**EXERCISE INSTRUCTIONS:** Find every line with the word "Elements". Copy those lines.

**INPUT FOR THIS TASK:**
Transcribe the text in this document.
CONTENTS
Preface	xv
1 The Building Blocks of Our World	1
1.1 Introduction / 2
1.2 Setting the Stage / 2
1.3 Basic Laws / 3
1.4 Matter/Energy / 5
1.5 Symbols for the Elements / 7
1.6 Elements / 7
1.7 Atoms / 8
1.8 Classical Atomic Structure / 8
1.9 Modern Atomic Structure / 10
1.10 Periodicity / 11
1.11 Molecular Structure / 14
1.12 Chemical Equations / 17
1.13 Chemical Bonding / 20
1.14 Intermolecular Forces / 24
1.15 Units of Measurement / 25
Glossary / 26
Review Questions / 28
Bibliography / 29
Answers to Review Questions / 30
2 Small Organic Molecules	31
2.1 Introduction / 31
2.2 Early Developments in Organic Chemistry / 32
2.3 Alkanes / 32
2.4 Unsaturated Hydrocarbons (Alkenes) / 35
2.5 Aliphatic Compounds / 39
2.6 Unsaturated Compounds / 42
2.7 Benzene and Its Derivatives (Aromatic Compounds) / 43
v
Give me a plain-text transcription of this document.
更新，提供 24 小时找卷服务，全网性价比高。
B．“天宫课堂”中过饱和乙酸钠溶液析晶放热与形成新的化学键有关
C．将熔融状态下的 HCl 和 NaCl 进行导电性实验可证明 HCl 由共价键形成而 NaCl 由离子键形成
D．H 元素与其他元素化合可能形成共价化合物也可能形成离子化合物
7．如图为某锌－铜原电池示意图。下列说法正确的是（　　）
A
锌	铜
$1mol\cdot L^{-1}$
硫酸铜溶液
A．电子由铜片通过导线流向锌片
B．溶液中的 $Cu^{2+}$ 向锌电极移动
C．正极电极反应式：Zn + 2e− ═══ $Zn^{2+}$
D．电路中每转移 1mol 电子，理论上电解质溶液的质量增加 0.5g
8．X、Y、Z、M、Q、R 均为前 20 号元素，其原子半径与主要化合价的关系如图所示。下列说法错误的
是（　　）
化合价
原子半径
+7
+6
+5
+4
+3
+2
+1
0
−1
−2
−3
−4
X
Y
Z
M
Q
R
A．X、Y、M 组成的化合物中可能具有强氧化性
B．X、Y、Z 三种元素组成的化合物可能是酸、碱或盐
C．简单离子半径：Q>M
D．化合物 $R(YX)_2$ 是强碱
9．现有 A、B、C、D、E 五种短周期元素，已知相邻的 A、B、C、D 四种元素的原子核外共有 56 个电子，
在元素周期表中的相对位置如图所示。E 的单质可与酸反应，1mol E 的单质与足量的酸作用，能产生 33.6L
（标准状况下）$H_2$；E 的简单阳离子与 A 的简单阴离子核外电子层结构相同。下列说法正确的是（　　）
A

**TASK SOLUTION:**
1.5 Symbols for the Elements / 7
1.6 Elements / 7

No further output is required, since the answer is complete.